### What you should do
Identify each line holding the string "this" and copy it.

□ □ □ □

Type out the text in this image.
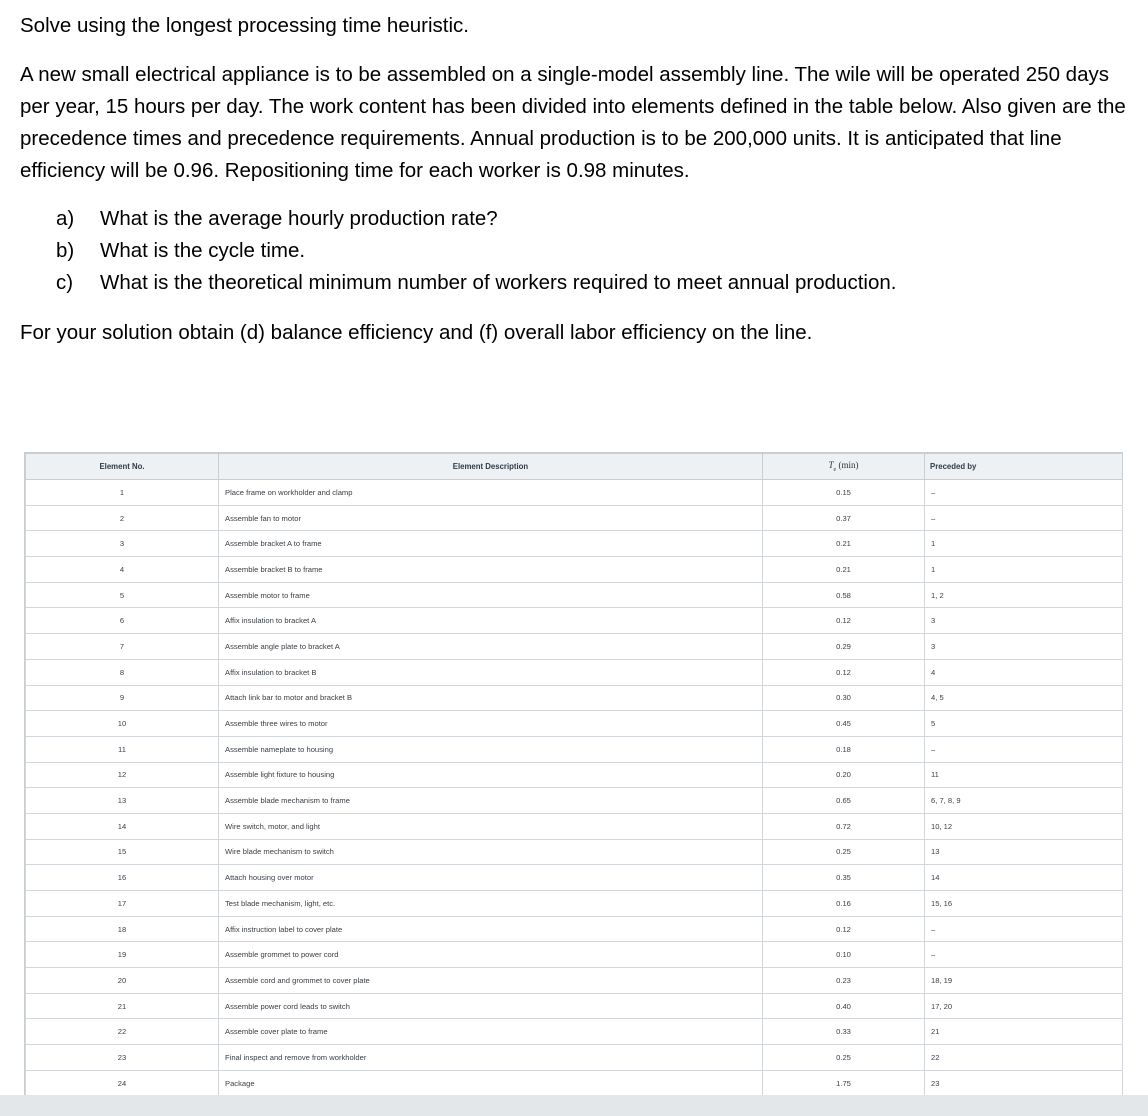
Solve using the longest processing time heuristic.

A new small electrical appliance is to be assembled on a single-model assembly line. The wile will be operated 250 days per year, 15 hours per day. The work content has been divided into elements defined in the table below. Also given are the precedence times and precedence requirements. Annual production is to be 200,000 units. It is anticipated that line efficiency will be 0.96. Repositioning time for each worker is 0.98 minutes.

a)	What is the average hourly production rate?
b)	What is the cycle time.
c)	What is the theoretical minimum number of workers required to meet annual production.

For your solution obtain (d) balance efficiency and (f) overall labor efficiency on the line.

Element No.	Element Description	$T_e$ (min)	Preceded by
1	Place frame on workholder and clamp	0.15	–
2	Assemble fan to motor	0.37	–
3	Assemble bracket A to frame	0.21	1
4	Assemble bracket B to frame	0.21	1
5	Assemble motor to frame	0.58	1, 2
6	Affix insulation to bracket A	0.12	3
7	Assemble angle plate to bracket A	0.29	3
8	Affix insulation to bracket B	0.12	4
9	Attach link bar to motor and bracket B	0.30	4, 5
10	Assemble three wires to motor	0.45	5
11	Assemble nameplate to housing	0.18	–
12	Assemble light fixture to housing	0.20	11
13	Assemble blade mechanism to frame	0.65	6, 7, 8, 9
14	Wire switch, motor, and light	0.72	10, 12
15	Wire blade mechanism to switch	0.25	13
16	Attach housing over motor	0.35	14
17	Test blade mechanism, light, etc.	0.16	15, 16
18	Affix instruction label to cover plate	0.12	–
19	Assemble grommet to power cord	0.10	–
20	Assemble cord and grommet to cover plate	0.23	18, 19
21	Assemble power cord leads to switch	0.40	17, 20
22	Assemble cover plate to frame	0.33	21
23	Final inspect and remove from workholder	0.25	22
24	Package	1.75	23
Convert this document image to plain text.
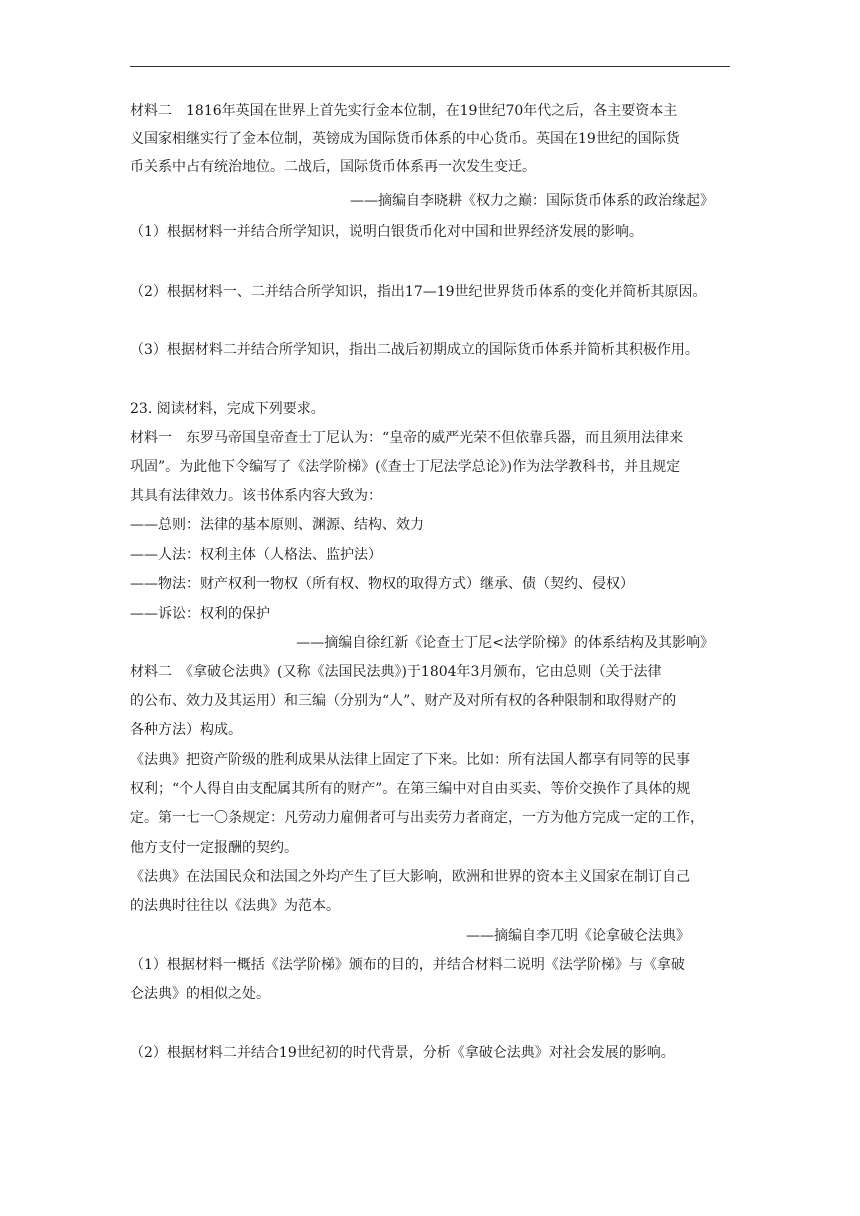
材料二　1816年英国在世界上首先实行金本位制，在19世纪70年代之后，各主要资本主
义国家相继实行了金本位制，英镑成为国际货币体系的中心货币。英国在19世纪的国际货
币关系中占有统治地位。二战后，国际货币体系再一次发生变迁。
——摘编自李晓耕《权力之巅：国际货币体系的政治缘起》
（1）根据材料一并结合所学知识，说明白银货币化对中国和世界经济发展的影响。
（2）根据材料一、二并结合所学知识，指出17—19世纪世界货币体系的变化并简析其原因。
（3）根据材料二并结合所学知识，指出二战后初期成立的国际货币体系并简析其积极作用。
23. 阅读材料，完成下列要求。
材料一　东罗马帝国皇帝查士丁尼认为：“皇帝的威严光荣不但依靠兵器，而且须用法律来
巩固”。为此他下令编写了《法学阶梯》(《查士丁尼法学总论》)作为法学教科书，并且规定
其具有法律效力。该书体系内容大致为：
——总则：法律的基本原则、渊源、结构、效力
——人法：权利主体（人格法、监护法）
——物法：财产权利一物权（所有权、物权的取得方式）继承、债（契约、侵权）
——诉讼：权利的保护
——摘编自徐红新《论查士丁尼<法学阶梯》的体系结构及其影响》
材料二　《拿破仑法典》(又称《法国民法典》)于1804年3月颁布，它由总则（关于法律
的公布、效力及其运用）和三编（分别为“人”、财产及对所有权的各种限制和取得财产的
各种方法）构成。
《法典》把资产阶级的胜利成果从法律上固定了下来。比如：所有法国人都享有同等的民事
权利；“个人得自由支配属其所有的财产”。在第三编中对自由买卖、等价交换作了具体的规
定。第一七一〇条规定：凡劳动力雇佣者可与出卖劳力者商定，一方为他方完成一定的工作，
他方支付一定报酬的契约。
《法典》在法国民众和法国之外均产生了巨大影响，欧洲和世界的资本主义国家在制订自己
的法典时往往以《法典》为范本。
——摘编自李兀明《论拿破仑法典》
（1）根据材料一概括《法学阶梯》颁布的目的，并结合材料二说明《法学阶梯》与《拿破
仑法典》的相似之处。
（2）根据材料二并结合19世纪初的时代背景，分析《拿破仑法典》对社会发展的影响。
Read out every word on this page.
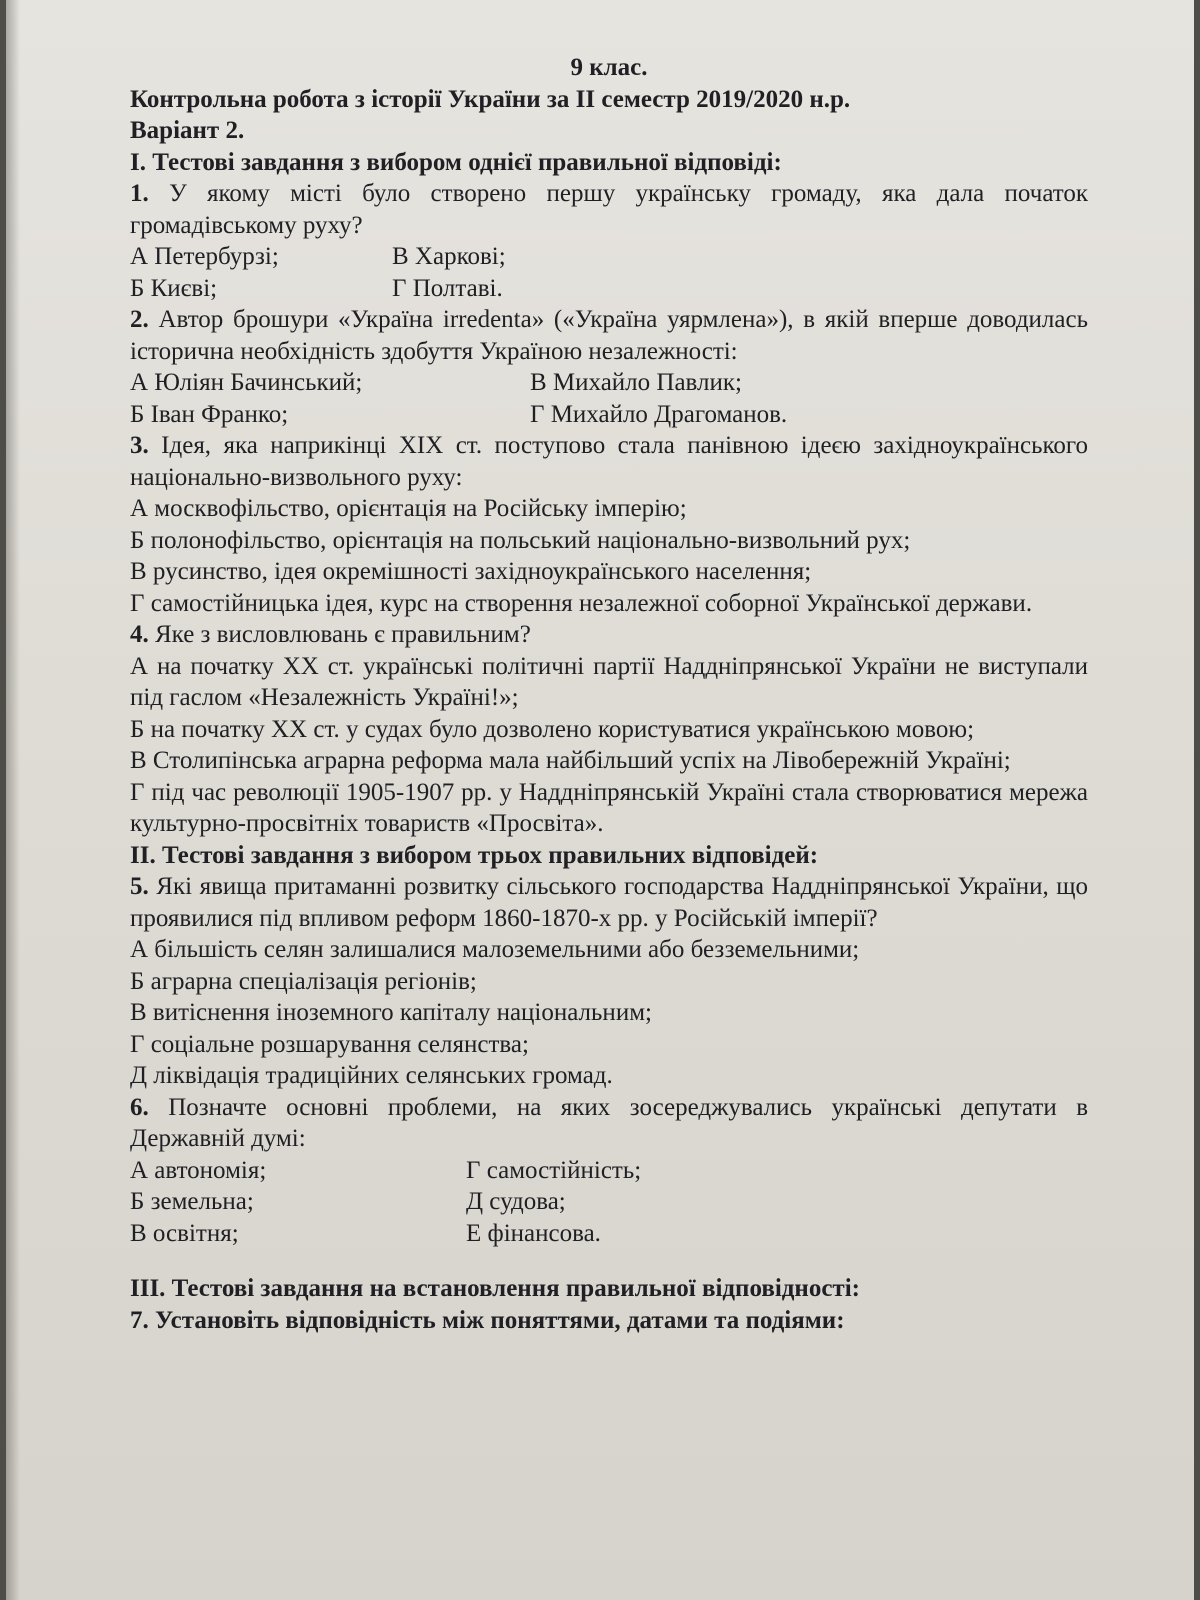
9 клас.

Контрольна робота з історії України за ІІ семестр 2019/2020 н.р.

Варіант 2.

І. Тестові завдання з вибором однієї правильної відповіді:

1. У якому місті було створено першу українську громаду, яка дала початок громадівському руху?

А Петербурзі;	В Харкові;
Б Києві;	Г Полтаві.

2. Автор брошури «Україна irredenta» («Україна уярмлена»), в якій вперше доводилась історична необхідність здобуття Україною незалежності:

А Юліян Бачинський;	В Михайло Павлик;
Б Іван Франко;	Г Михайло Драгоманов.

3. Ідея, яка наприкінці ХІХ ст. поступово стала панівною ідеєю західноукраїнського національно-визвольного руху:

А москвофільство, орієнтація на Російську імперію;

Б полонофільство, орієнтація на польський національно-визвольний рух;

В русинство, ідея окремішності західноукраїнського населення;

Г самостійницька ідея, курс на створення незалежної соборної Української держави.

4. Яке з висловлювань є правильним?

А на початку ХХ ст. українські політичні партії Наддніпрянської України не виступали під гаслом «Незалежність Україні!»;

Б на початку ХХ ст. у судах було дозволено користуватися українською мовою;

В Столипінська аграрна реформа мала найбільший успіх на Лівобережній Україні;

Г під час революції 1905-1907 рр. у Наддніпрянській Україні стала створюватися мережа культурно-просвітніх товариств «Просвіта».

ІІ. Тестові завдання з вибором трьох правильних відповідей:

5. Які явища притаманні розвитку сільського господарства Наддніпрянської України, що проявилися під впливом реформ 1860-1870-х рр. у Російській імперії?

А більшість селян залишалися малоземельними або безземельними;

Б аграрна спеціалізація регіонів;

В витіснення іноземного капіталу національним;

Г соціальне розшарування селянства;

Д ліквідація традиційних селянських громад.

6. Позначте основні проблеми, на яких зосереджувались українські депутати в Державній думі:

А автономія;	Г самостійність;
Б земельна;	Д судова;
В освітня;	Е фінансова.

ІІІ. Тестові завдання на встановлення правильної відповідності:

7. Установіть відповідність між поняттями, датами та подіями:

□ □ □ □

### Written solution
Type out the text in this image.
Convert this document image to plain text.
Read out every word on this page.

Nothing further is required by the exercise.